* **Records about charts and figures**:
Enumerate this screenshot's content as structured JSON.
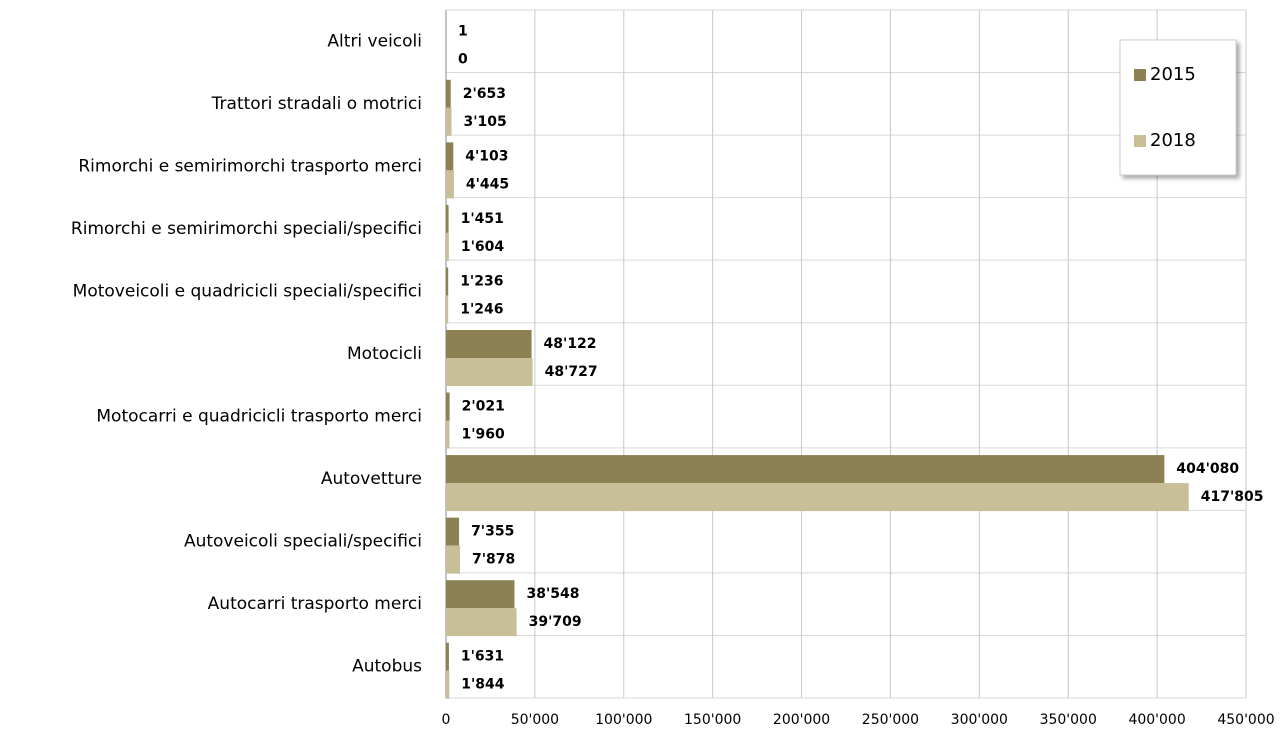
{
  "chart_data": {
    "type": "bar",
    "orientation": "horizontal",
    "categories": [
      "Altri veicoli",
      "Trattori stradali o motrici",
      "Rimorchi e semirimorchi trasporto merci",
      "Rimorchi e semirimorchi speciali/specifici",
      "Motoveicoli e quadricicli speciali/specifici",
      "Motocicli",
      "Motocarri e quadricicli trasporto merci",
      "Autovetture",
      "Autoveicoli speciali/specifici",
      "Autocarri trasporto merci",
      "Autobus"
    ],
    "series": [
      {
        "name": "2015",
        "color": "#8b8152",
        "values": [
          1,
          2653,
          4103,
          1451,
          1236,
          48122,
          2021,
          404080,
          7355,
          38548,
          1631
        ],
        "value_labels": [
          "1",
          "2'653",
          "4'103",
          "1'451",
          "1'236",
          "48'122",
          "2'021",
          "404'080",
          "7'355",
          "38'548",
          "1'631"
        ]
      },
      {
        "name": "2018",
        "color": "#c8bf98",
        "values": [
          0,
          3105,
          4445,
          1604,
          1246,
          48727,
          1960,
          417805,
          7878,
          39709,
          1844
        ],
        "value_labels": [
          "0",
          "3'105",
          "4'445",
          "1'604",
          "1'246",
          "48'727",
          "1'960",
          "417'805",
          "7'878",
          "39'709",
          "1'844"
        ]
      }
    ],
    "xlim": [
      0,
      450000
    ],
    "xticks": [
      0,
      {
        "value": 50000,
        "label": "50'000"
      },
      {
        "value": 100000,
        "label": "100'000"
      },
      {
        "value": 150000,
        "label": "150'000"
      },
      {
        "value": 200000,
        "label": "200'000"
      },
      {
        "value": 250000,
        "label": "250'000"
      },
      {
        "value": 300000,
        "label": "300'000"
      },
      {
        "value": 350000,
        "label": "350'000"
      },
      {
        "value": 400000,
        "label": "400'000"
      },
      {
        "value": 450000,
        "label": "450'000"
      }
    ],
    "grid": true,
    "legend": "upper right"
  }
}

* **The request**:
Print the full listing exactly, dropping the pictures.

* **Answer**:
Enumerate this screenshot's content as structured JSON.
{
  "chart_data": {
    "type": "bar",
    "orientation": "horizontal",
    "categories": [
      "Altri veicoli",
      "Trattori stradali o motrici",
      "Rimorchi e semirimorchi trasporto merci",
      "Rimorchi e semirimorchi speciali/specifici",
      "Motoveicoli e quadricicli speciali/specifici",
      "Motocicli",
      "Motocarri e quadricicli trasporto merci",
      "Autovetture",
      "Autoveicoli speciali/specifici",
      "Autocarri trasporto merci",
      "Autobus"
    ],
    "series": [
      {
        "name": "2015",
        "color": "#8b8152",
        "values": [
          1,
          2653,
          4103,
          1451,
          1236,
          48122,
          2021,
          404080,
          7355,
          38548,
          1631
        ],
        "value_labels": [
          "1",
          "2'653",
          "4'103",
          "1'451",
          "1'236",
          "48'122",
          "2'021",
          "404'080",
          "7'355",
          "38'548",
          "1'631"
        ]
      },
      {
        "name": "2018",
        "color": "#c8bf98",
        "values": [
          0,
          3105,
          4445,
          1604,
          1246,
          48727,
          1960,
          417805,
          7878,
          39709,
          1844
        ],
        "value_labels": [
          "0",
          "3'105",
          "4'445",
          "1'604",
          "1'246",
          "48'727",
          "1'960",
          "417'805",
          "7'878",
          "39'709",
          "1'844"
        ]
      }
    ],
    "xlim": [
      0,
      450000
    ],
    "xticks": [
      0,
      {
        "value": 50000,
        "label": "50'000"
      },
      {
        "value": 100000,
        "label": "100'000"
      },
      {
        "value": 150000,
        "label": "150'000"
      },
      {
        "value": 200000,
        "label": "200'000"
      },
      {
        "value": 250000,
        "label": "250'000"
      },
      {
        "value": 300000,
        "label": "300'000"
      },
      {
        "value": 350000,
        "label": "350'000"
      },
      {
        "value": 400000,
        "label": "400'000"
      },
      {
        "value": 450000,
        "label": "450'000"
      }
    ],
    "grid": true,
    "legend": "upper right"
  }
}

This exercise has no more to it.